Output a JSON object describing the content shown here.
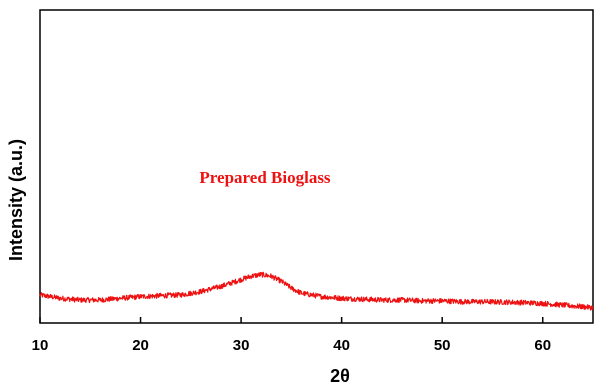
{
  "chart_data": {
    "type": "line",
    "xlabel": "2θ",
    "ylabel": "Intensity (a.u.)",
    "xlim": [
      10,
      65
    ],
    "xticks": [
      "10",
      "20",
      "30",
      "40",
      "50",
      "60"
    ],
    "y_tick_labels": false,
    "grid": false,
    "annotation": "Prepared Bioglass",
    "series": [
      {
        "color": "#ee1111",
        "x": [
          10,
          12,
          14,
          16,
          18,
          20,
          22,
          24,
          26,
          28,
          30,
          31,
          32,
          33,
          34,
          35,
          36,
          38,
          40,
          42,
          44,
          46,
          48,
          50,
          52,
          54,
          56,
          58,
          60,
          62,
          64,
          65
        ],
        "y": [
          0.03,
          0.01,
          0.0,
          0.0,
          0.01,
          0.02,
          0.025,
          0.03,
          0.05,
          0.08,
          0.12,
          0.14,
          0.15,
          0.14,
          0.11,
          0.07,
          0.04,
          0.02,
          0.01,
          0.005,
          0.0,
          0.0,
          -0.005,
          -0.005,
          -0.01,
          -0.01,
          -0.012,
          -0.015,
          -0.02,
          -0.03,
          -0.04,
          -0.045
        ]
      }
    ]
  }
}
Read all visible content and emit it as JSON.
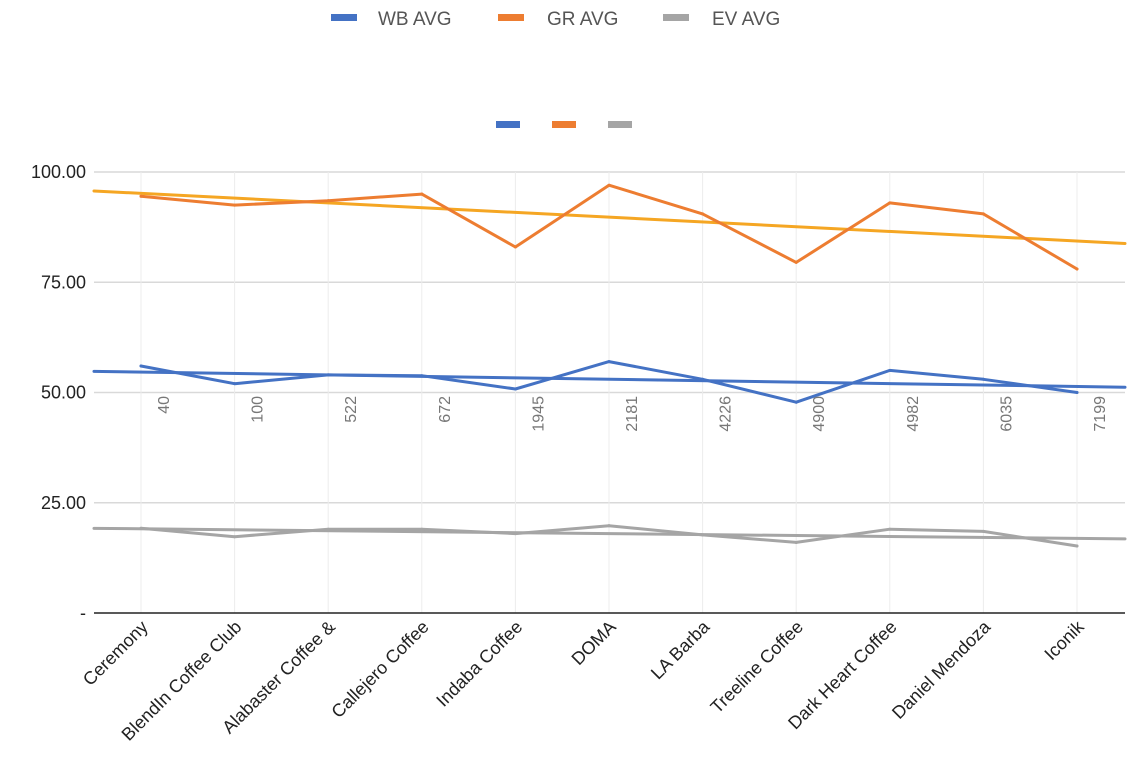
{
  "chart_data": {
    "type": "line",
    "title": "",
    "xlabel": "",
    "ylabel": "",
    "ylim": [
      0,
      100
    ],
    "grid": true,
    "legend_position": "top",
    "y_ticks": [
      {
        "value": 0,
        "label": "-"
      },
      {
        "value": 25,
        "label": "25.00"
      },
      {
        "value": 50,
        "label": "50.00"
      },
      {
        "value": 75,
        "label": "75.00"
      },
      {
        "value": 100,
        "label": "100.00"
      }
    ],
    "categories": [
      "Ceremony",
      "BlendIn Coffee Club",
      "Alabaster Coffee &",
      "Callejero Coffee",
      "Indaba Coffee",
      "DOMA",
      "LA Barba",
      "Treeline Coffee",
      "Dark Heart Coffee",
      "Daniel Mendoza",
      "Iconik"
    ],
    "data_labels": [
      "40",
      "100",
      "522",
      "672",
      "1945",
      "2181",
      "4226",
      "4900",
      "4982",
      "6035",
      "7199"
    ],
    "series": [
      {
        "name": "WB AVG",
        "color": "#4472c4",
        "values": [
          56.0,
          52.0,
          54.0,
          53.8,
          50.8,
          57.0,
          53.0,
          47.8,
          55.0,
          53.0,
          50.0
        ]
      },
      {
        "name": "GR AVG",
        "color": "#ed7d31",
        "values": [
          94.5,
          92.5,
          93.5,
          95.0,
          83.0,
          97.0,
          90.5,
          79.5,
          93.0,
          90.5,
          78.0
        ]
      },
      {
        "name": "EV AVG",
        "color": "#a5a5a5",
        "values": [
          19.2,
          17.3,
          19.0,
          19.0,
          18.0,
          19.8,
          17.7,
          16.0,
          19.0,
          18.5,
          15.2
        ]
      }
    ],
    "trendlines": [
      {
        "series": "WB AVG",
        "color": "#4472c4",
        "start": 54.8,
        "end": 51.2
      },
      {
        "series": "GR AVG",
        "color": "#f5a623",
        "start": 95.7,
        "end": 83.8
      },
      {
        "series": "EV AVG",
        "color": "#a5a5a5",
        "start": 19.2,
        "end": 16.8
      }
    ]
  }
}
────────────────
What you will do: Report only how many lines in the listing contain the string "series".

Final result: 5